(Records from a data collection)
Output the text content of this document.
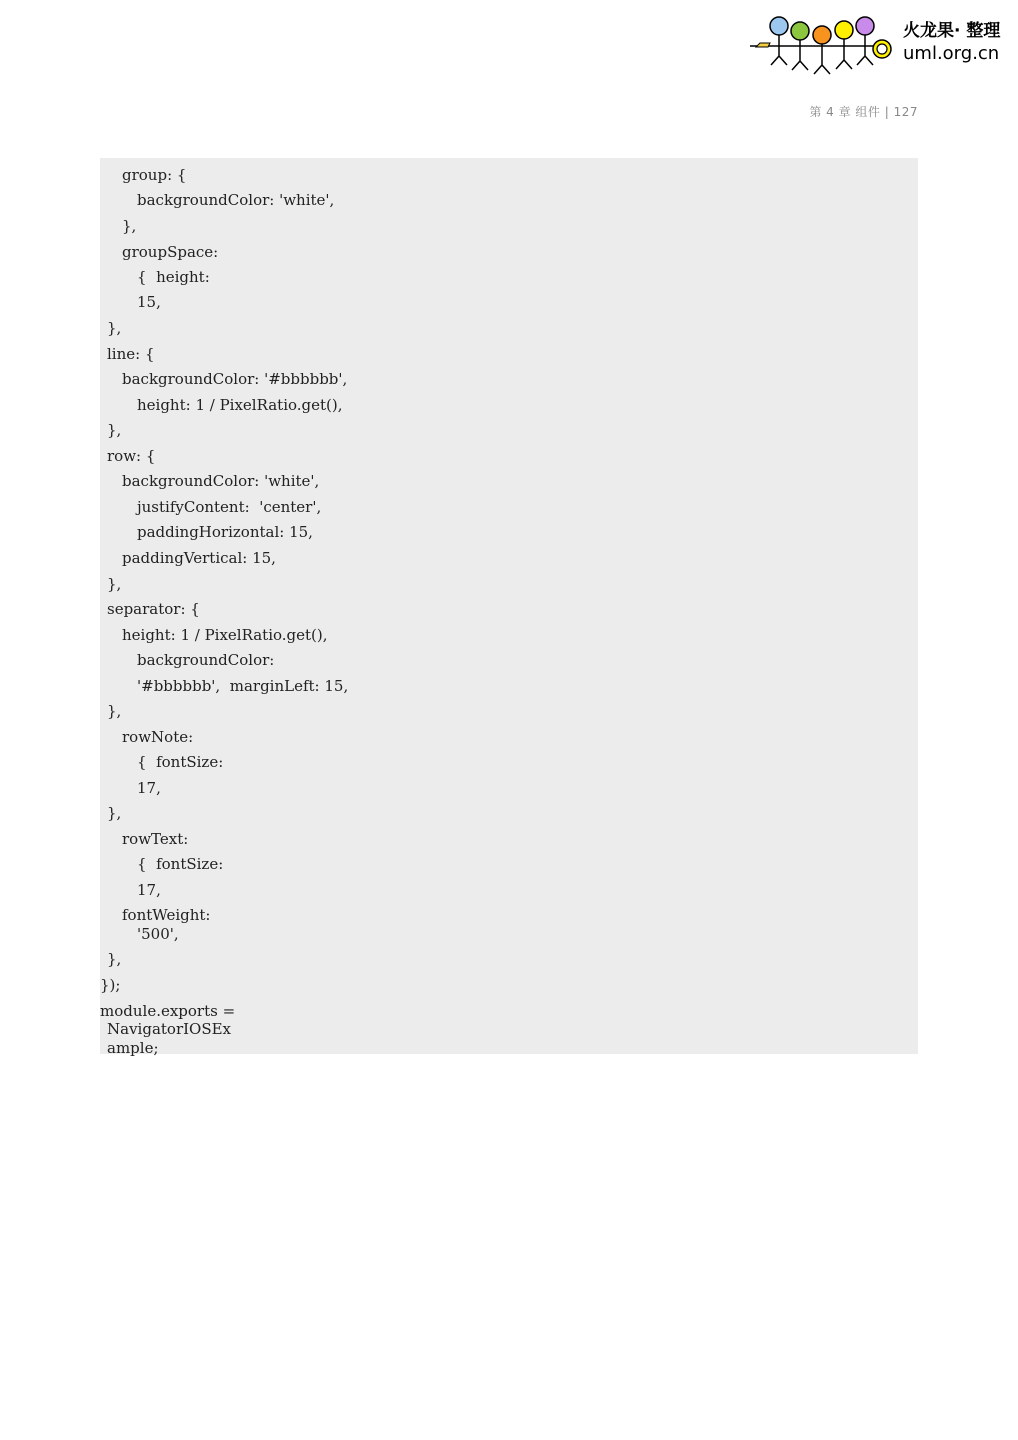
火龙果· 整理
uml.org.cn
第 4 章 组件 | 127
group: {
backgroundColor: 'white',
},
groupSpace:
{  height:
15,
},
line: {
backgroundColor: '#bbbbbb',
height: 1 / PixelRatio.get(),
},
row: {
backgroundColor: 'white',
justifyContent:  'center',
paddingHorizontal: 15,
paddingVertical: 15,
},
separator: {
height: 1 / PixelRatio.get(),
backgroundColor:
'#bbbbbb',  marginLeft: 15,
},
rowNote:
{  fontSize:
17,
},
rowText:
{  fontSize:
17,
fontWeight:
'500',
},
});
module.exports =
NavigatorIOSEx
ample;
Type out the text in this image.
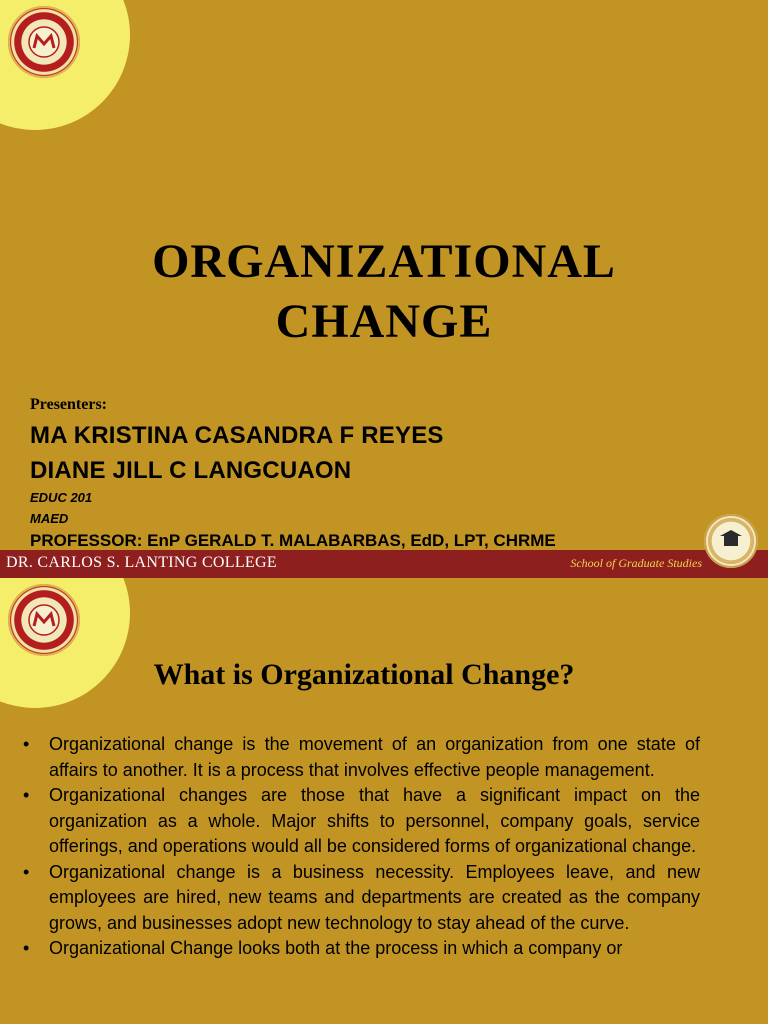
ORGANIZATIONAL
CHANGE
Presenters:
MA KRISTINA CASANDRA F REYES
DIANE JILL C LANGCUAON
EDUC 201
MAED
PROFESSOR: EnP GERALD T. MALABARBAS, EdD, LPT, CHRME
DR. CARLOS S. LANTING COLLEGE	School of Graduate Studies
What is Organizational Change?
• Organizational change is the movement of an organization from one state of affairs to another. It is a process that involves effective people management.
• Organizational changes are those that have a significant impact on the organization as a whole. Major shifts to personnel, company goals, service offerings, and operations would all be considered forms of organizational change.
• Organizational change is a business necessity. Employees leave, and new employees are hired, new teams and departments are created as the company grows, and businesses adopt new technology to stay ahead of the curve.
• Organizational Change looks both at the process in which a company or
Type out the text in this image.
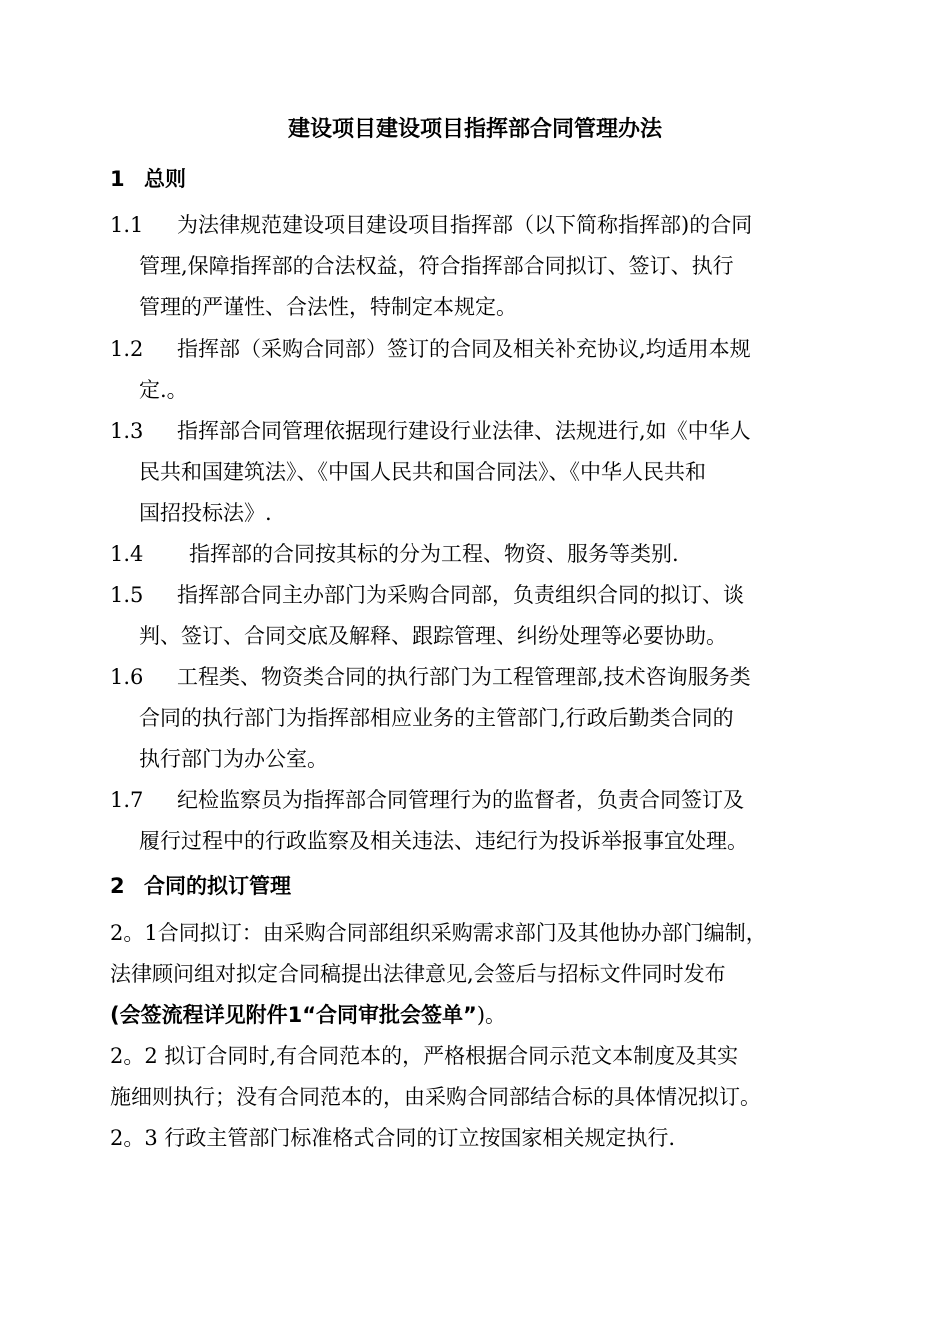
建设项目建设项目指挥部合同管理办法
1 总则
1.1 为法律规范建设项目建设项目指挥部（以下简称指挥部)的合同
管理,保障指挥部的合法权益，符合指挥部合同拟订、签订、执行
管理的严谨性、合法性，特制定本规定。
1.2 指挥部（采购合同部）签订的合同及相关补充协议,均适用本规
定.。
1.3 指挥部合同管理依据现行建设行业法律、法规进行,如《中华人
民共和国建筑法》、《中国人民共和国合同法》、《中华人民共和
国招投标法》.
1.4 指挥部的合同按其标的分为工程、物资、服务等类别.
1.5 指挥部合同主办部门为采购合同部，负责组织合同的拟订、谈
判、签订、合同交底及解释、跟踪管理、纠纷处理等必要协助。
1.6 工程类、物资类合同的执行部门为工程管理部,技术咨询服务类
合同的执行部门为指挥部相应业务的主管部门,行政后勤类合同的
执行部门为办公室。
1.7 纪检监察员为指挥部合同管理行为的监督者，负责合同签订及
履行过程中的行政监察及相关违法、违纪行为投诉举报事宜处理。
2 合同的拟订管理
2。1合同拟订：由采购合同部组织采购需求部门及其他协办部门编制，
法律顾问组对拟定合同稿提出法律意见,会签后与招标文件同时发布
(会签流程详见附件1“合同审批会签单”)。
2。2 拟订合同时,有合同范本的，严格根据合同示范文本制度及其实
施细则执行；没有合同范本的，由采购合同部结合标的具体情况拟订。
2。3 行政主管部门标准格式合同的订立按国家相关规定执行.
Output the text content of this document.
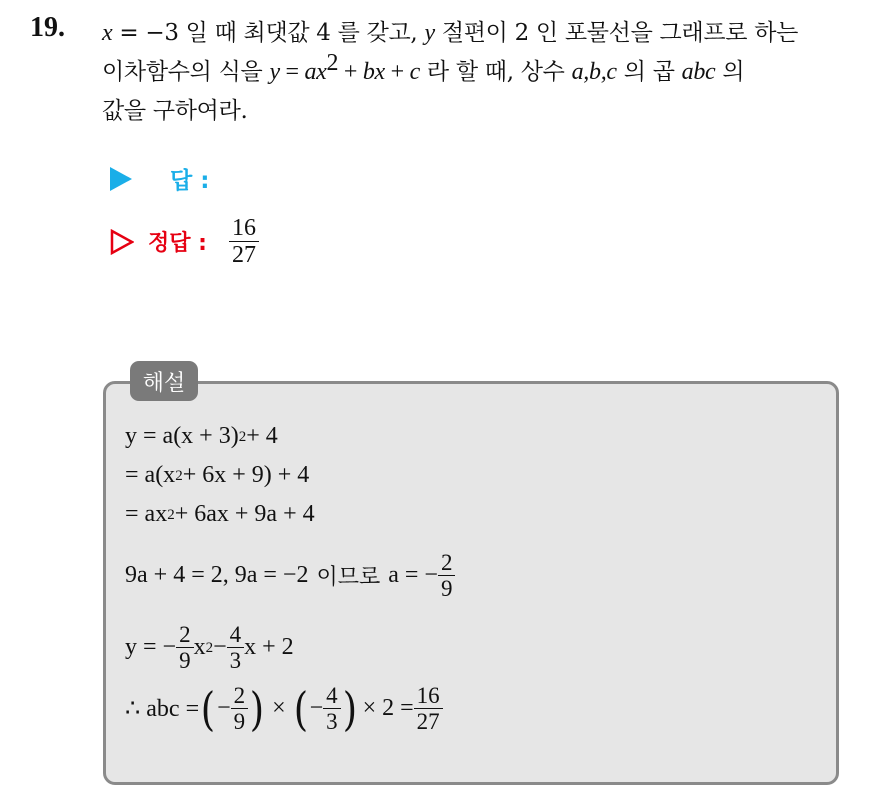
19. x = −3 일 때 최댓값 4 를 갖고, y 절편이 2 인 포물선을 그래프로 하는
이차함수의 식을 $y = ax^2$ + bx + c 라 할 때, 상수 a,b,c 의 곱 abc 의
값을 구하여라.
답 :
정답 : $\frac{16}{27}$
해설
y = a(x + 3) 2 + 4
= a(x 2 + 6x + 9) + 4
= ax 2 + 6ax + 9a + 4
9a + 4 = 2, 9a = −2 이므로 a = − $\frac{2}{9}$
y = − $\frac{2}{9}$ x $2 - \frac{4}{3}$ x + 2
∴ abc = ( − $\frac{2}{9}$ ) × ( − $\frac{4}{3}$ ) × $2 = \frac{16}{27}$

AIM OF THE EXERCISE: Copy all lines from the entries that contain the word "process".

SOLUTION TO THIS TASK:
• Organizational change is the movement of an organization from one state of affairs to another. It is a process that involves effective people management.
• Organizational Change looks both at the process in which a company or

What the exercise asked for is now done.